Problem to solve.
From the listing below, select every line where the word "نزدیک" appears.

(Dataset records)
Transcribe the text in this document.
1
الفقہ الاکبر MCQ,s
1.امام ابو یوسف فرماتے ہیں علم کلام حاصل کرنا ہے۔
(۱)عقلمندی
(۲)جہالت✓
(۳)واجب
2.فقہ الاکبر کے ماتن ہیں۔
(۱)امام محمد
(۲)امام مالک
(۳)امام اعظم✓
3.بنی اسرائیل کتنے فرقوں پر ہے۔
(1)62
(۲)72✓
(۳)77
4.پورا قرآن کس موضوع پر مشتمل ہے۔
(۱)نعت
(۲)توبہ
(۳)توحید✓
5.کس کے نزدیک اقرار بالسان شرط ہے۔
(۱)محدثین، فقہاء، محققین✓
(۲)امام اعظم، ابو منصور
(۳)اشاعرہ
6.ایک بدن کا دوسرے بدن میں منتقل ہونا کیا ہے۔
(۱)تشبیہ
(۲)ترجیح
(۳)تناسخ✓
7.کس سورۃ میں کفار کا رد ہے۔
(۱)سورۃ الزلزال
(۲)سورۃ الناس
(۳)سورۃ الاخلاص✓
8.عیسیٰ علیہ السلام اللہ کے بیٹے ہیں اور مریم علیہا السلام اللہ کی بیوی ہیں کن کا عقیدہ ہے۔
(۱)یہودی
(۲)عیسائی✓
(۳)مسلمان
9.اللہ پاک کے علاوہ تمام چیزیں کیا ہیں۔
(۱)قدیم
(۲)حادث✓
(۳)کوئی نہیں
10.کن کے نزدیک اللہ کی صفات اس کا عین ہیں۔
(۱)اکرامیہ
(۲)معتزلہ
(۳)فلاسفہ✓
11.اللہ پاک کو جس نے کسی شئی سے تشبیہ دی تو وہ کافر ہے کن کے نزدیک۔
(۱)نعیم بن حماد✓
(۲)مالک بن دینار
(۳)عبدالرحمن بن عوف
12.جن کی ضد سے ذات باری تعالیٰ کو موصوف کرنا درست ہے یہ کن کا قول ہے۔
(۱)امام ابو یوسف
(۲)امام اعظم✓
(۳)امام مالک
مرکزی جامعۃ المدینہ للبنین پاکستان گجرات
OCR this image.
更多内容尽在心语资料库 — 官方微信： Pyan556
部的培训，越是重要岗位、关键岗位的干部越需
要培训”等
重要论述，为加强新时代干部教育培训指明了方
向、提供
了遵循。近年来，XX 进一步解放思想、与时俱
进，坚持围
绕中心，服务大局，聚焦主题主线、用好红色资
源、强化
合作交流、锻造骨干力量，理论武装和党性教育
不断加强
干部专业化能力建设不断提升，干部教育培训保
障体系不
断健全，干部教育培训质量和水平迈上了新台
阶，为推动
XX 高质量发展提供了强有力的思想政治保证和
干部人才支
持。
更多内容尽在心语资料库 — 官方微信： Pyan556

The answer.
5.کس کے نزدیک اقرار بالسان شرط ہے۔
10.کن کے نزدیک اللہ کی صفات اس کا عین ہیں۔
11.اللہ پاک کو جس نے کسی شئی سے تشبیہ دی تو وہ کافر ہے کن کے نزدیک۔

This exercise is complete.